Task to complete: Exactly as written, quote every line that follows, skipping the images.
— Begin Available records —
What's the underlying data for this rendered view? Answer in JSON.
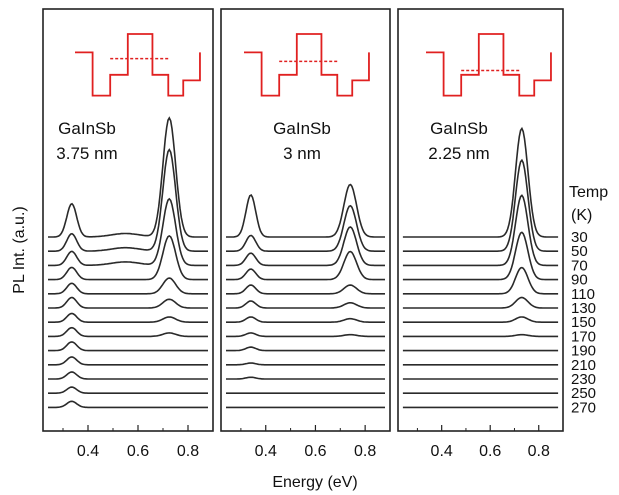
{
  "figure": {
    "ylabel": "PL Int. (a.u.)",
    "xlabel": "Energy (eV)",
    "temp_header": "Temp",
    "temp_unit": "(K)",
    "temperatures": [
      "30",
      "50",
      "70",
      "90",
      "110",
      "130",
      "150",
      "170",
      "190",
      "210",
      "230",
      "250",
      "270"
    ],
    "colors": {
      "curve": "#2a2a2a",
      "inset": "#e02020",
      "frame": "#222222"
    }
  },
  "chart_data": [
    {
      "type": "line",
      "panel_title": "GaInSb",
      "panel_subtitle": "3.75 nm",
      "xlim": [
        0.22,
        0.9
      ],
      "xticks": [
        "0.4",
        "0.6",
        "0.8"
      ],
      "xtick_values": [
        0.4,
        0.6,
        0.8
      ],
      "inset": {
        "barrier_level": 0.62
      },
      "series": [
        {
          "temperature": 30,
          "peak1_amp": 0.19,
          "peak2_amp": 0.68
        },
        {
          "temperature": 50,
          "peak1_amp": 0.1,
          "peak2_amp": 0.58
        },
        {
          "temperature": 70,
          "peak1_amp": 0.08,
          "peak2_amp": 0.38
        },
        {
          "temperature": 90,
          "peak1_amp": 0.07,
          "peak2_amp": 0.25
        },
        {
          "temperature": 110,
          "peak1_amp": 0.06,
          "peak2_amp": 0.09
        },
        {
          "temperature": 130,
          "peak1_amp": 0.06,
          "peak2_amp": 0.05
        },
        {
          "temperature": 150,
          "peak1_amp": 0.05,
          "peak2_amp": 0.03
        },
        {
          "temperature": 170,
          "peak1_amp": 0.05,
          "peak2_amp": 0.02
        },
        {
          "temperature": 190,
          "peak1_amp": 0.05,
          "peak2_amp": 0.0
        },
        {
          "temperature": 210,
          "peak1_amp": 0.045,
          "peak2_amp": 0.0
        },
        {
          "temperature": 230,
          "peak1_amp": 0.04,
          "peak2_amp": 0.0
        },
        {
          "temperature": 250,
          "peak1_amp": 0.035,
          "peak2_amp": 0.0
        },
        {
          "temperature": 270,
          "peak1_amp": 0.035,
          "peak2_amp": 0.0
        }
      ],
      "peak1_center": 0.335,
      "peak2_center": 0.725
    },
    {
      "type": "line",
      "panel_title": "GaInSb",
      "panel_subtitle": "3 nm",
      "xlim": [
        0.22,
        0.9
      ],
      "xticks": [
        "0.4",
        "0.6",
        "0.8"
      ],
      "xtick_values": [
        0.4,
        0.6,
        0.8
      ],
      "inset": {
        "barrier_level": 0.58
      },
      "series": [
        {
          "temperature": 30,
          "peak1_amp": 0.24,
          "peak2_amp": 0.3
        },
        {
          "temperature": 50,
          "peak1_amp": 0.09,
          "peak2_amp": 0.26
        },
        {
          "temperature": 70,
          "peak1_amp": 0.07,
          "peak2_amp": 0.22
        },
        {
          "temperature": 90,
          "peak1_amp": 0.06,
          "peak2_amp": 0.16
        },
        {
          "temperature": 110,
          "peak1_amp": 0.05,
          "peak2_amp": 0.05
        },
        {
          "temperature": 130,
          "peak1_amp": 0.04,
          "peak2_amp": 0.03
        },
        {
          "temperature": 150,
          "peak1_amp": 0.03,
          "peak2_amp": 0.02
        },
        {
          "temperature": 170,
          "peak1_amp": 0.02,
          "peak2_amp": 0.01
        },
        {
          "temperature": 190,
          "peak1_amp": 0.02,
          "peak2_amp": 0.0
        },
        {
          "temperature": 210,
          "peak1_amp": 0.01,
          "peak2_amp": 0.0
        },
        {
          "temperature": 230,
          "peak1_amp": 0.01,
          "peak2_amp": 0.0
        },
        {
          "temperature": 250,
          "peak1_amp": 0.0,
          "peak2_amp": 0.0
        },
        {
          "temperature": 270,
          "peak1_amp": 0.0,
          "peak2_amp": 0.0
        }
      ],
      "peak1_center": 0.34,
      "peak2_center": 0.74
    },
    {
      "type": "line",
      "panel_title": "GaInSb",
      "panel_subtitle": "2.25 nm",
      "xlim": [
        0.22,
        0.9
      ],
      "xticks": [
        "0.4",
        "0.6",
        "0.8"
      ],
      "xtick_values": [
        0.4,
        0.6,
        0.8
      ],
      "inset": {
        "barrier_level": 0.45
      },
      "series": [
        {
          "temperature": 30,
          "peak1_amp": 0.0,
          "peak2_amp": 0.62
        },
        {
          "temperature": 50,
          "peak1_amp": 0.0,
          "peak2_amp": 0.52
        },
        {
          "temperature": 70,
          "peak1_amp": 0.0,
          "peak2_amp": 0.4
        },
        {
          "temperature": 90,
          "peak1_amp": 0.0,
          "peak2_amp": 0.27
        },
        {
          "temperature": 110,
          "peak1_amp": 0.0,
          "peak2_amp": 0.15
        },
        {
          "temperature": 130,
          "peak1_amp": 0.0,
          "peak2_amp": 0.06
        },
        {
          "temperature": 150,
          "peak1_amp": 0.0,
          "peak2_amp": 0.03
        },
        {
          "temperature": 170,
          "peak1_amp": 0.0,
          "peak2_amp": 0.01
        },
        {
          "temperature": 190,
          "peak1_amp": 0.0,
          "peak2_amp": 0.0
        },
        {
          "temperature": 210,
          "peak1_amp": 0.0,
          "peak2_amp": 0.0
        },
        {
          "temperature": 230,
          "peak1_amp": 0.0,
          "peak2_amp": 0.0
        },
        {
          "temperature": 250,
          "peak1_amp": 0.0,
          "peak2_amp": 0.0
        },
        {
          "temperature": 270,
          "peak1_amp": 0.0,
          "peak2_amp": 0.0
        }
      ],
      "peak1_center": 0.34,
      "peak2_center": 0.73
    }
  ]
}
— End Available records —
Written solution:
What's the underlying data for this rendered view? Answer in JSON.
{
  "figure": {
    "ylabel": "PL Int. (a.u.)",
    "xlabel": "Energy (eV)",
    "temp_header": "Temp",
    "temp_unit": "(K)",
    "temperatures": [
      "30",
      "50",
      "70",
      "90",
      "110",
      "130",
      "150",
      "170",
      "190",
      "210",
      "230",
      "250",
      "270"
    ],
    "colors": {
      "curve": "#2a2a2a",
      "inset": "#e02020",
      "frame": "#222222"
    }
  },
  "chart_data": [
    {
      "type": "line",
      "panel_title": "GaInSb",
      "panel_subtitle": "3.75 nm",
      "xlim": [
        0.22,
        0.9
      ],
      "xticks": [
        "0.4",
        "0.6",
        "0.8"
      ],
      "xtick_values": [
        0.4,
        0.6,
        0.8
      ],
      "inset": {
        "barrier_level": 0.62
      },
      "series": [
        {
          "temperature": 30,
          "peak1_amp": 0.19,
          "peak2_amp": 0.68
        },
        {
          "temperature": 50,
          "peak1_amp": 0.1,
          "peak2_amp": 0.58
        },
        {
          "temperature": 70,
          "peak1_amp": 0.08,
          "peak2_amp": 0.38
        },
        {
          "temperature": 90,
          "peak1_amp": 0.07,
          "peak2_amp": 0.25
        },
        {
          "temperature": 110,
          "peak1_amp": 0.06,
          "peak2_amp": 0.09
        },
        {
          "temperature": 130,
          "peak1_amp": 0.06,
          "peak2_amp": 0.05
        },
        {
          "temperature": 150,
          "peak1_amp": 0.05,
          "peak2_amp": 0.03
        },
        {
          "temperature": 170,
          "peak1_amp": 0.05,
          "peak2_amp": 0.02
        },
        {
          "temperature": 190,
          "peak1_amp": 0.05,
          "peak2_amp": 0.0
        },
        {
          "temperature": 210,
          "peak1_amp": 0.045,
          "peak2_amp": 0.0
        },
        {
          "temperature": 230,
          "peak1_amp": 0.04,
          "peak2_amp": 0.0
        },
        {
          "temperature": 250,
          "peak1_amp": 0.035,
          "peak2_amp": 0.0
        },
        {
          "temperature": 270,
          "peak1_amp": 0.035,
          "peak2_amp": 0.0
        }
      ],
      "peak1_center": 0.335,
      "peak2_center": 0.725
    },
    {
      "type": "line",
      "panel_title": "GaInSb",
      "panel_subtitle": "3 nm",
      "xlim": [
        0.22,
        0.9
      ],
      "xticks": [
        "0.4",
        "0.6",
        "0.8"
      ],
      "xtick_values": [
        0.4,
        0.6,
        0.8
      ],
      "inset": {
        "barrier_level": 0.58
      },
      "series": [
        {
          "temperature": 30,
          "peak1_amp": 0.24,
          "peak2_amp": 0.3
        },
        {
          "temperature": 50,
          "peak1_amp": 0.09,
          "peak2_amp": 0.26
        },
        {
          "temperature": 70,
          "peak1_amp": 0.07,
          "peak2_amp": 0.22
        },
        {
          "temperature": 90,
          "peak1_amp": 0.06,
          "peak2_amp": 0.16
        },
        {
          "temperature": 110,
          "peak1_amp": 0.05,
          "peak2_amp": 0.05
        },
        {
          "temperature": 130,
          "peak1_amp": 0.04,
          "peak2_amp": 0.03
        },
        {
          "temperature": 150,
          "peak1_amp": 0.03,
          "peak2_amp": 0.02
        },
        {
          "temperature": 170,
          "peak1_amp": 0.02,
          "peak2_amp": 0.01
        },
        {
          "temperature": 190,
          "peak1_amp": 0.02,
          "peak2_amp": 0.0
        },
        {
          "temperature": 210,
          "peak1_amp": 0.01,
          "peak2_amp": 0.0
        },
        {
          "temperature": 230,
          "peak1_amp": 0.01,
          "peak2_amp": 0.0
        },
        {
          "temperature": 250,
          "peak1_amp": 0.0,
          "peak2_amp": 0.0
        },
        {
          "temperature": 270,
          "peak1_amp": 0.0,
          "peak2_amp": 0.0
        }
      ],
      "peak1_center": 0.34,
      "peak2_center": 0.74
    },
    {
      "type": "line",
      "panel_title": "GaInSb",
      "panel_subtitle": "2.25 nm",
      "xlim": [
        0.22,
        0.9
      ],
      "xticks": [
        "0.4",
        "0.6",
        "0.8"
      ],
      "xtick_values": [
        0.4,
        0.6,
        0.8
      ],
      "inset": {
        "barrier_level": 0.45
      },
      "series": [
        {
          "temperature": 30,
          "peak1_amp": 0.0,
          "peak2_amp": 0.62
        },
        {
          "temperature": 50,
          "peak1_amp": 0.0,
          "peak2_amp": 0.52
        },
        {
          "temperature": 70,
          "peak1_amp": 0.0,
          "peak2_amp": 0.4
        },
        {
          "temperature": 90,
          "peak1_amp": 0.0,
          "peak2_amp": 0.27
        },
        {
          "temperature": 110,
          "peak1_amp": 0.0,
          "peak2_amp": 0.15
        },
        {
          "temperature": 130,
          "peak1_amp": 0.0,
          "peak2_amp": 0.06
        },
        {
          "temperature": 150,
          "peak1_amp": 0.0,
          "peak2_amp": 0.03
        },
        {
          "temperature": 170,
          "peak1_amp": 0.0,
          "peak2_amp": 0.01
        },
        {
          "temperature": 190,
          "peak1_amp": 0.0,
          "peak2_amp": 0.0
        },
        {
          "temperature": 210,
          "peak1_amp": 0.0,
          "peak2_amp": 0.0
        },
        {
          "temperature": 230,
          "peak1_amp": 0.0,
          "peak2_amp": 0.0
        },
        {
          "temperature": 250,
          "peak1_amp": 0.0,
          "peak2_amp": 0.0
        },
        {
          "temperature": 270,
          "peak1_amp": 0.0,
          "peak2_amp": 0.0
        }
      ],
      "peak1_center": 0.34,
      "peak2_center": 0.73
    }
  ]
}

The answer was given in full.